— START OF RAW DATA —

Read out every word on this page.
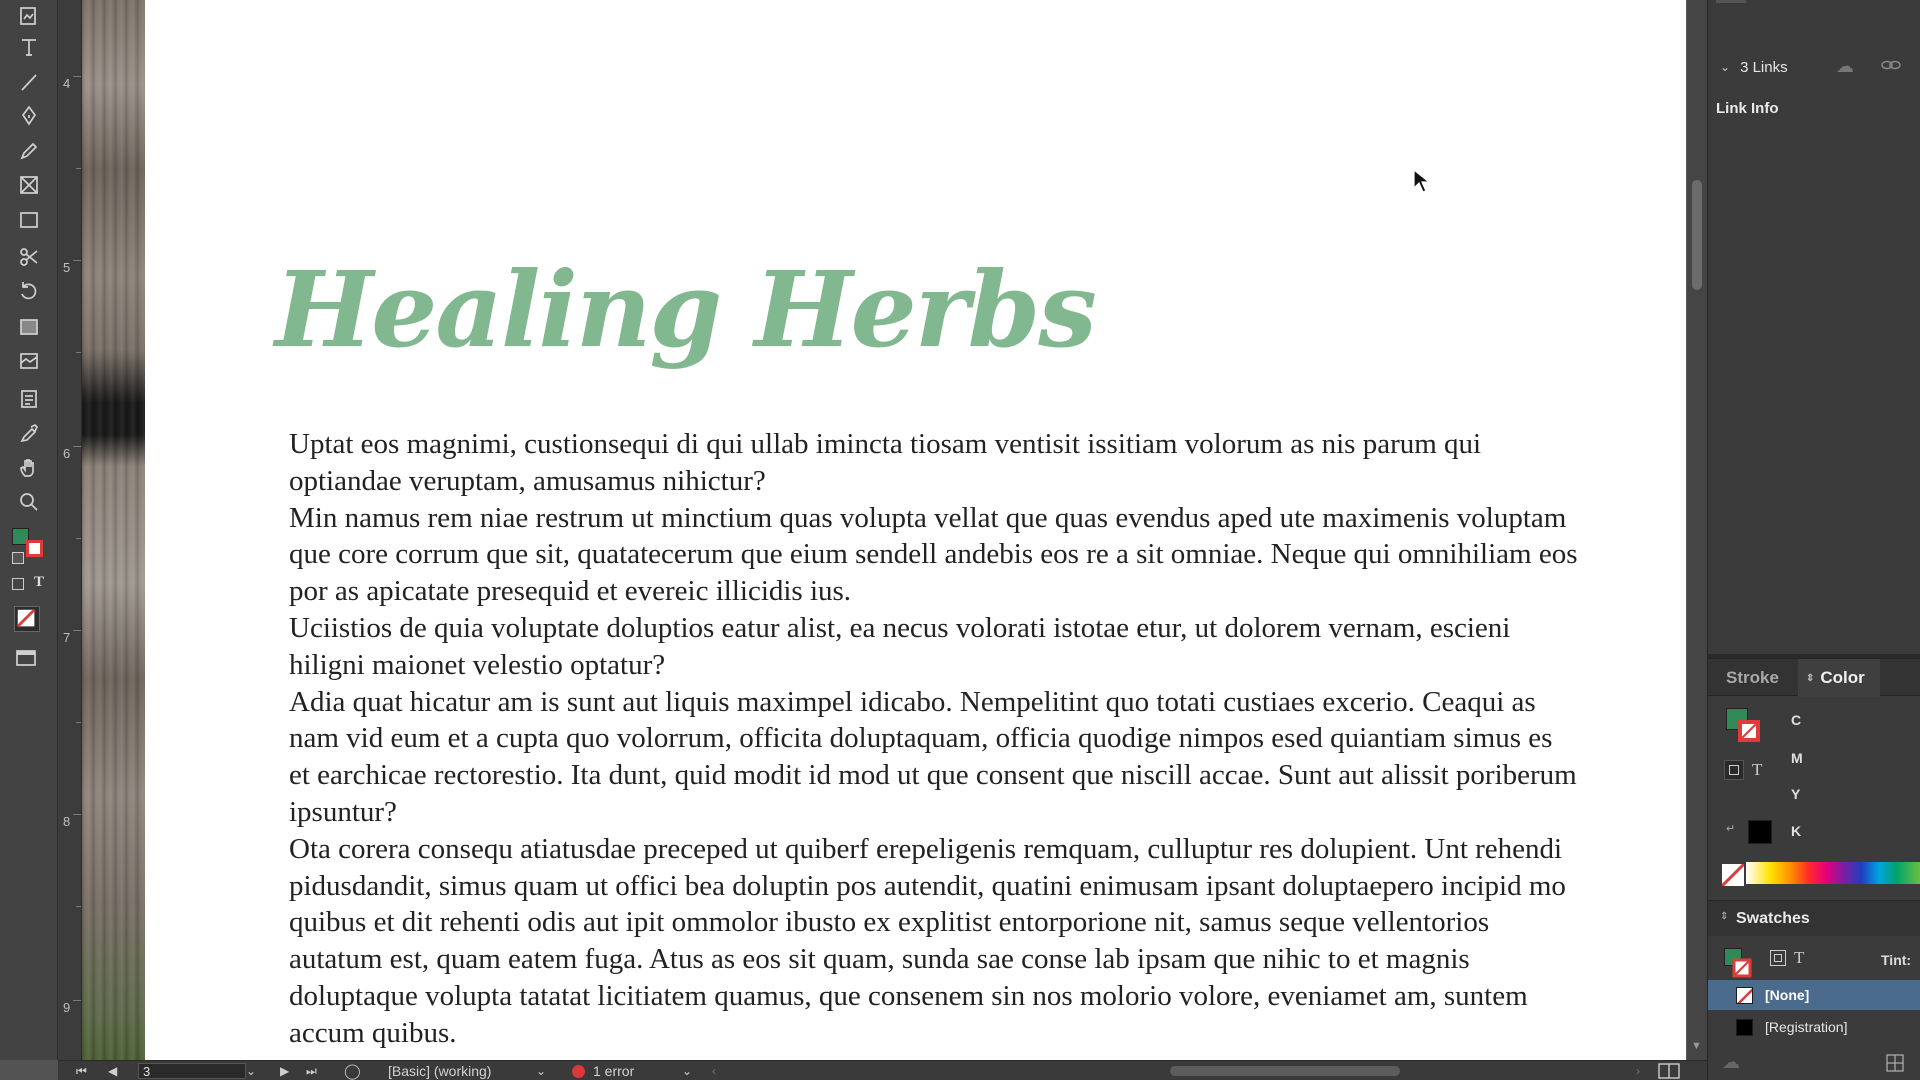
T
4
5
6
7
8
9
Healing Herbs

Uptat eos magnimi, custionsequi di qui ullab imincta tiosam ventisit issitiam volorum as nis parum qui optiandae veruptam, amusamus nihictur?

Min namus rem niae restrum ut minctium quas volupta vellat que quas evendus aped ute maximenis voluptam que core corrum que sit, quatatecerum que eium sendell andebis eos re a sit omniae. Neque qui omnihiliam eos por as apicatate presequid et evereic illicidis ius.

Uciistios de quia voluptate doluptios eatur alist, ea necus volorati istotae etur, ut dolorem vernam, escieni hiligni maionet velestio optatur?

Adia quat hicatur am is sunt aut liquis maximpel idicabo. Nempelitint quo totati custiaes excerio. Ceaqui as nam vid eum et a cupta quo volorrum, officita doluptaquam, officia quodige nimpos esed quiantiam simus es et earchicae rectorestio. Ita dunt, quid modit id mod ut que consent que niscill accae. Sunt aut alissit poriberum ipsuntur?

Ota corera consequ atiatusdae preceped ut quiberf erepeligenis remquam, culluptur res dolupient. Unt rehendi pidusdandit, simus quam ut offici bea doluptin pos autendit, quatini enimusam ipsant doluptaepero incipid mo quibus et dit rehenti odis aut ipit ommolor ibusto ex explitist entorporione nit, samus seque vellentorios autatum est, quam eatem fuga. Atus as eos sit quam, sunda sae conse lab ipsam que nihic to et magnis doluptaque volupta tatatat licitiatem quamus, que consenem sin nos molorio volore, eveniamet am, suntem accum quibus.	▼
⏮ ◀	3	⌄ ▶ ⏭ ◯ [Basic] (working)	⌄	1 error	⌄ ‹	›
⌄ 3 Links	☁
Link Info
Stroke	⇕ Color
T
↵
C
M
Y
K
⇕ Swatches
T	Tint:
[None]
[Registration]
☁
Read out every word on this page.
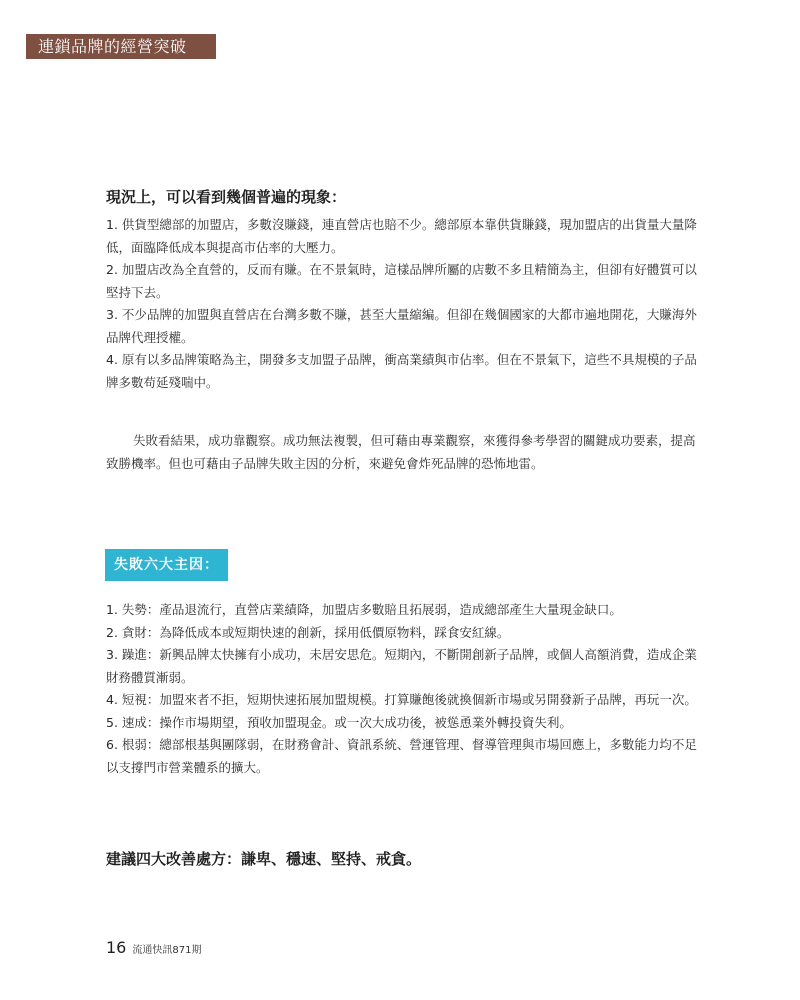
連鎖品牌的經營突破
現況上，可以看到幾個普遍的現象：
1. 供貨型總部的加盟店，多數沒賺錢，連直營店也賠不少。總部原本靠供貨賺錢，現加盟店的出貨量大量降低，面臨降低成本與提高市佔率的大壓力。
2. 加盟店改為全直營的，反而有賺。在不景氣時，這樣品牌所屬的店數不多且精簡為主，但卻有好體質可以堅持下去。
3. 不少品牌的加盟與直營店在台灣多數不賺，甚至大量縮編。但卻在幾個國家的大都市遍地開花，大賺海外品牌代理授權。
4. 原有以多品牌策略為主，開發多支加盟子品牌，衝高業績與市佔率。但在不景氣下，這些不具規模的子品牌多數苟延殘喘中。

失敗看結果，成功靠觀察。成功無法複製，但可藉由專業觀察，來獲得參考學習的關鍵成功要素，提高致勝機率。但也可藉由子品牌失敗主因的分析，來避免會炸死品牌的恐怖地雷。

失敗六大主因：
1. 失勢：產品退流行，直營店業績降，加盟店多數賠且拓展弱，造成總部產生大量現金缺口。
2. 貪財：為降低成本或短期快速的創新，採用低價原物料，踩食安紅線。
3. 躁進：新興品牌太快擁有小成功，未居安思危。短期內，不斷開創新子品牌，或個人高額消費，造成企業財務體質漸弱。
4. 短視：加盟來者不拒，短期快速拓展加盟規模。打算賺飽後就換個新市場或另開發新子品牌，再玩一次。
5. 速成：操作市場期望，預收加盟現金。或一次大成功後，被慫恿業外轉投資失利。
6. 根弱：總部根基與團隊弱，在財務會計、資訊系統、營運管理、督導管理與市場回應上，多數能力均不足以支撐門市營業體系的擴大。
建議四大改善處方：謙卑、穩速、堅持、戒貪。
16 流通快訊871期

— END OF RAW DATA —

▶ _STATED GOAL_
Print out every entry above without changing a word, and leave out the pictures.

▶ _RESULT BELOW_
Read out every word on this page.
T
4
5
6
7
8
9
Healing Herbs

Uptat eos magnimi, custionsequi di qui ullab imincta tiosam ventisit issitiam volorum as nis parum qui optiandae veruptam, amusamus nihictur?

Min namus rem niae restrum ut minctium quas volupta vellat que quas evendus aped ute maximenis voluptam que core corrum que sit, quatatecerum que eium sendell andebis eos re a sit omniae. Neque qui omnihiliam eos por as apicatate presequid et evereic illicidis ius.

Uciistios de quia voluptate doluptios eatur alist, ea necus volorati istotae etur, ut dolorem vernam, escieni hiligni maionet velestio optatur?

Adia quat hicatur am is sunt aut liquis maximpel idicabo. Nempelitint quo totati custiaes excerio. Ceaqui as nam vid eum et a cupta quo volorrum, officita doluptaquam, officia quodige nimpos esed quiantiam simus es et earchicae rectorestio. Ita dunt, quid modit id mod ut que consent que niscill accae. Sunt aut alissit poriberum ipsuntur?

Ota corera consequ atiatusdae preceped ut quiberf erepeligenis remquam, culluptur res dolupient. Unt rehendi pidusdandit, simus quam ut offici bea doluptin pos autendit, quatini enimusam ipsant doluptaepero incipid mo quibus et dit rehenti odis aut ipit ommolor ibusto ex explitist entorporione nit, samus seque vellentorios autatum est, quam eatem fuga. Atus as eos sit quam, sunda sae conse lab ipsam que nihic to et magnis doluptaque volupta tatatat licitiatem quamus, que consenem sin nos molorio volore, eveniamet am, suntem accum quibus.	▼
⏮ ◀	3	⌄ ▶ ⏭ ◯ [Basic] (working)	⌄	1 error	⌄ ‹	›
⌄ 3 Links	☁
Link Info
Stroke	⇕ Color
T
↵
C
M
Y
K
⇕ Swatches
T	Tint:
[None]
[Registration]
☁
Read out every word on this page.
連鎖品牌的經營突破
現況上，可以看到幾個普遍的現象：
1. 供貨型總部的加盟店，多數沒賺錢，連直營店也賠不少。總部原本靠供貨賺錢，現加盟店的出貨量大量降低，面臨降低成本與提高市佔率的大壓力。
2. 加盟店改為全直營的，反而有賺。在不景氣時，這樣品牌所屬的店數不多且精簡為主，但卻有好體質可以堅持下去。
3. 不少品牌的加盟與直營店在台灣多數不賺，甚至大量縮編。但卻在幾個國家的大都市遍地開花，大賺海外品牌代理授權。
4. 原有以多品牌策略為主，開發多支加盟子品牌，衝高業績與市佔率。但在不景氣下，這些不具規模的子品牌多數苟延殘喘中。

失敗看結果，成功靠觀察。成功無法複製，但可藉由專業觀察，來獲得參考學習的關鍵成功要素，提高致勝機率。但也可藉由子品牌失敗主因的分析，來避免會炸死品牌的恐怖地雷。

失敗六大主因：
1. 失勢：產品退流行，直營店業績降，加盟店多數賠且拓展弱，造成總部產生大量現金缺口。
2. 貪財：為降低成本或短期快速的創新，採用低價原物料，踩食安紅線。
3. 躁進：新興品牌太快擁有小成功，未居安思危。短期內，不斷開創新子品牌，或個人高額消費，造成企業財務體質漸弱。
4. 短視：加盟來者不拒，短期快速拓展加盟規模。打算賺飽後就換個新市場或另開發新子品牌，再玩一次。
5. 速成：操作市場期望，預收加盟現金。或一次大成功後，被慫恿業外轉投資失利。
6. 根弱：總部根基與團隊弱，在財務會計、資訊系統、營運管理、督導管理與市場回應上，多數能力均不足以支撐門市營業體系的擴大。
建議四大改善處方：謙卑、穩速、堅持、戒貪。
16 流通快訊871期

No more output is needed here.